AIM - Only the pictures are omitted; repeat all other data exactly.

Data excerpts:

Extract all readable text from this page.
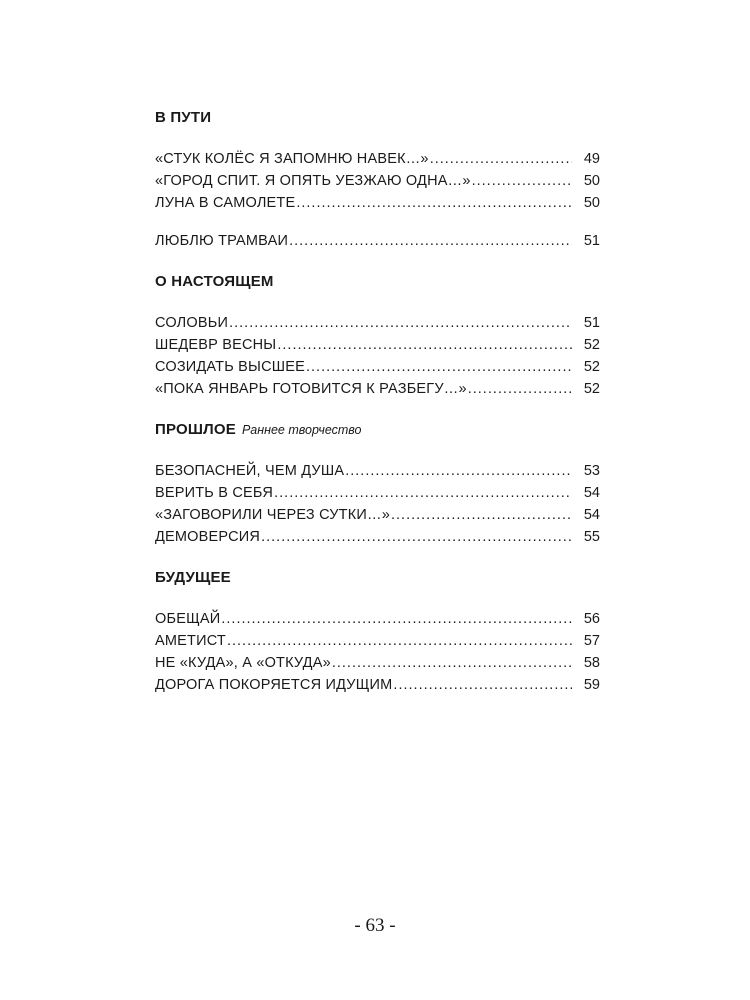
В ПУТИ
«СТУК КОЛЁС Я ЗАПОМНЮ НАВЕК…» .....	49
«ГОРОД СПИТ. Я ОПЯТЬ УЕЗЖАЮ ОДНА…» .....	50
ЛУНА В САМОЛЕТЕ .....	50
ЛЮБЛЮ ТРАМВАИ .....	51
О НАСТОЯЩЕМ
СОЛОВЬИ .....	51
ШЕДЕВР ВЕСНЫ .....	52
СОЗИДАТЬ ВЫСШЕЕ .....	52
«ПОКА ЯНВАРЬ ГОТОВИТСЯ К РАЗБЕГУ…» .....	52
ПРОШЛОЕ Раннее творчество
БЕЗОПАСНЕЙ, ЧЕМ ДУША .....	53
ВЕРИТЬ В СЕБЯ .....	54
«ЗАГОВОРИЛИ ЧЕРЕЗ СУТКИ…» .....	54
ДЕМОВЕРСИЯ .....	55
БУДУЩЕЕ
ОБЕЩАЙ .....	56
АМЕТИСТ .....	57
НЕ «КУДА», А «ОТКУДА» .....	58
ДОРОГА ПОКОРЯЕТСЯ ИДУЩИМ .....	59
- 63 -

THE OUTPUT -
Extract all readable text from this page.
В ПУТИ
«СТУК КОЛЁС Я ЗАПОМНЮ НАВЕК…» .....	49
«ГОРОД СПИТ. Я ОПЯТЬ УЕЗЖАЮ ОДНА…» .....	50
ЛУНА В САМОЛЕТЕ .....	50
ЛЮБЛЮ ТРАМВАИ .....	51
О НАСТОЯЩЕМ
СОЛОВЬИ .....	51
ШЕДЕВР ВЕСНЫ .....	52
СОЗИДАТЬ ВЫСШЕЕ .....	52
«ПОКА ЯНВАРЬ ГОТОВИТСЯ К РАЗБЕГУ…» .....	52
ПРОШЛОЕ Раннее творчество
БЕЗОПАСНЕЙ, ЧЕМ ДУША .....	53
ВЕРИТЬ В СЕБЯ .....	54
«ЗАГОВОРИЛИ ЧЕРЕЗ СУТКИ…» .....	54
ДЕМОВЕРСИЯ .....	55
БУДУЩЕЕ
ОБЕЩАЙ .....	56
АМЕТИСТ .....	57
НЕ «КУДА», А «ОТКУДА» .....	58
ДОРОГА ПОКОРЯЕТСЯ ИДУЩИМ .....	59
- 63 -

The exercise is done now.